Exercise aim: For the data below, work out how many lines contain the word "Naro" and supply only that number.

Source material:
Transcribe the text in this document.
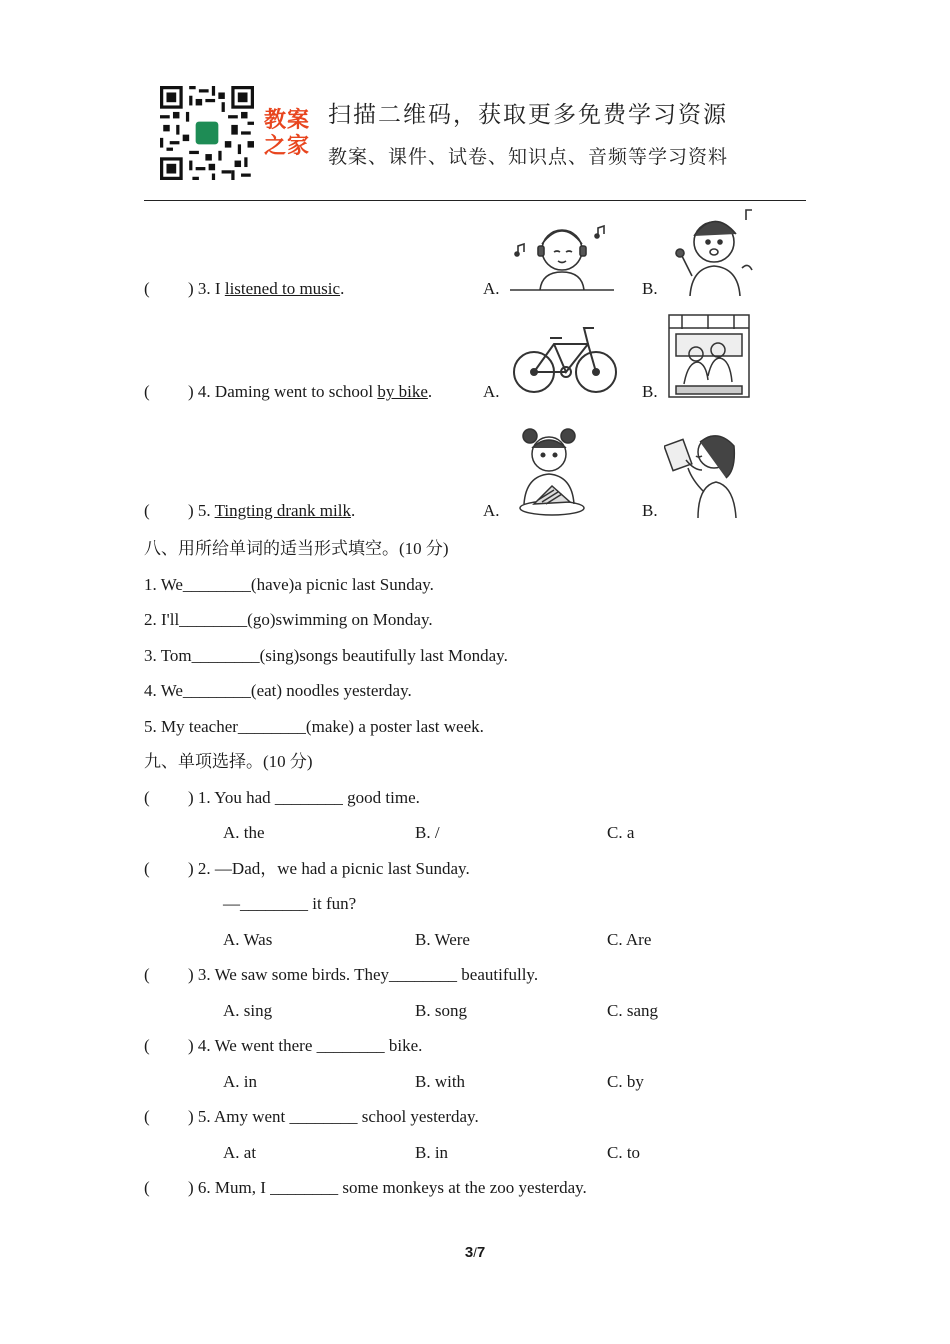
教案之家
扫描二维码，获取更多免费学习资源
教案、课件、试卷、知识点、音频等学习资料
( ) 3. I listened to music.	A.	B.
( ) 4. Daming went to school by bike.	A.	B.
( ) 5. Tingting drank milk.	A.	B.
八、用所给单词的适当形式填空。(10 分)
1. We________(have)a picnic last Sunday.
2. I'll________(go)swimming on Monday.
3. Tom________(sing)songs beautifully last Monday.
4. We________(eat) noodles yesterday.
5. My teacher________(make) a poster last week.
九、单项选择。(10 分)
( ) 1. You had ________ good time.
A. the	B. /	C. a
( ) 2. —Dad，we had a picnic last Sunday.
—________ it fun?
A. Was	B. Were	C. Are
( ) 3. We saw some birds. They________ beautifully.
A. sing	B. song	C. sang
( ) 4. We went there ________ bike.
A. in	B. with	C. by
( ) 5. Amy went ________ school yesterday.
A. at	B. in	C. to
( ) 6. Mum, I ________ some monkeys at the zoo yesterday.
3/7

* * *

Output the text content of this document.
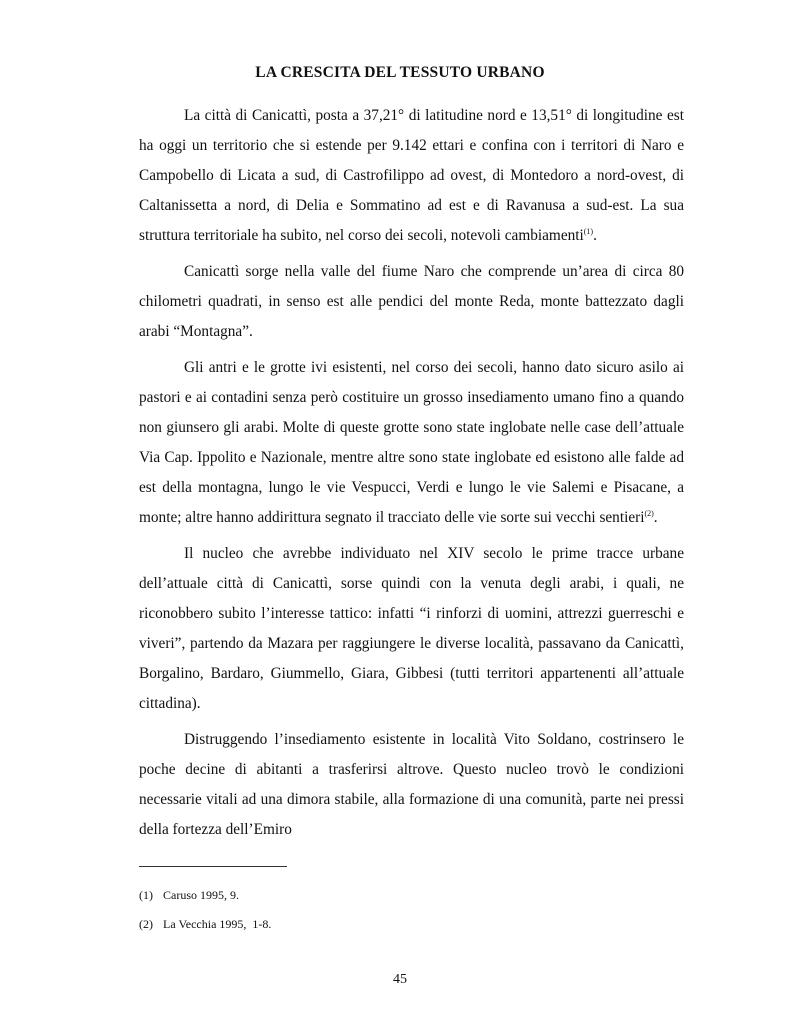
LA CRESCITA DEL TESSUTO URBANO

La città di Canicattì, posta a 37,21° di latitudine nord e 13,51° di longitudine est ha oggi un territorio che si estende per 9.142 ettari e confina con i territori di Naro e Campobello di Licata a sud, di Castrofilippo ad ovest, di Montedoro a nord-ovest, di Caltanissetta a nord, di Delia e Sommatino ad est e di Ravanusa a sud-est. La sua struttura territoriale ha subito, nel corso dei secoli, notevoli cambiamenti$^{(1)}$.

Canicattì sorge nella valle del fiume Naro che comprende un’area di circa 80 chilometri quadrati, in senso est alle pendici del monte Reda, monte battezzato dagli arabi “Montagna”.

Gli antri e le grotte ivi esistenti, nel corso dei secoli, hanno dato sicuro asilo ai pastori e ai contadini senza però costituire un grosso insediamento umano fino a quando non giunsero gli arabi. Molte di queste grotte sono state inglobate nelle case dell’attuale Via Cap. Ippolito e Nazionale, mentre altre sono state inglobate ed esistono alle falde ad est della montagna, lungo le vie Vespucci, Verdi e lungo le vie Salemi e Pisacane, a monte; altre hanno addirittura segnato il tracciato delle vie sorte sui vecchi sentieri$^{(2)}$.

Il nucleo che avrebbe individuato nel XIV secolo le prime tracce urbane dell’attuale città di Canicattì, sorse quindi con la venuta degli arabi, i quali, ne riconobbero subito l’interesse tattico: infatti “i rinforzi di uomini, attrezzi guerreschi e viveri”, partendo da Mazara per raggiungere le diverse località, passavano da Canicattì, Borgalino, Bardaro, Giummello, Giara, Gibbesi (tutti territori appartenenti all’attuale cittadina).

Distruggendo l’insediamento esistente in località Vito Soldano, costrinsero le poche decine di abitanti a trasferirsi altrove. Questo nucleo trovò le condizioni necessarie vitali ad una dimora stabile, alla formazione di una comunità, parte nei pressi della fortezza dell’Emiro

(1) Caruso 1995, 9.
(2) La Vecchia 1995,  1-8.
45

Task solution: 2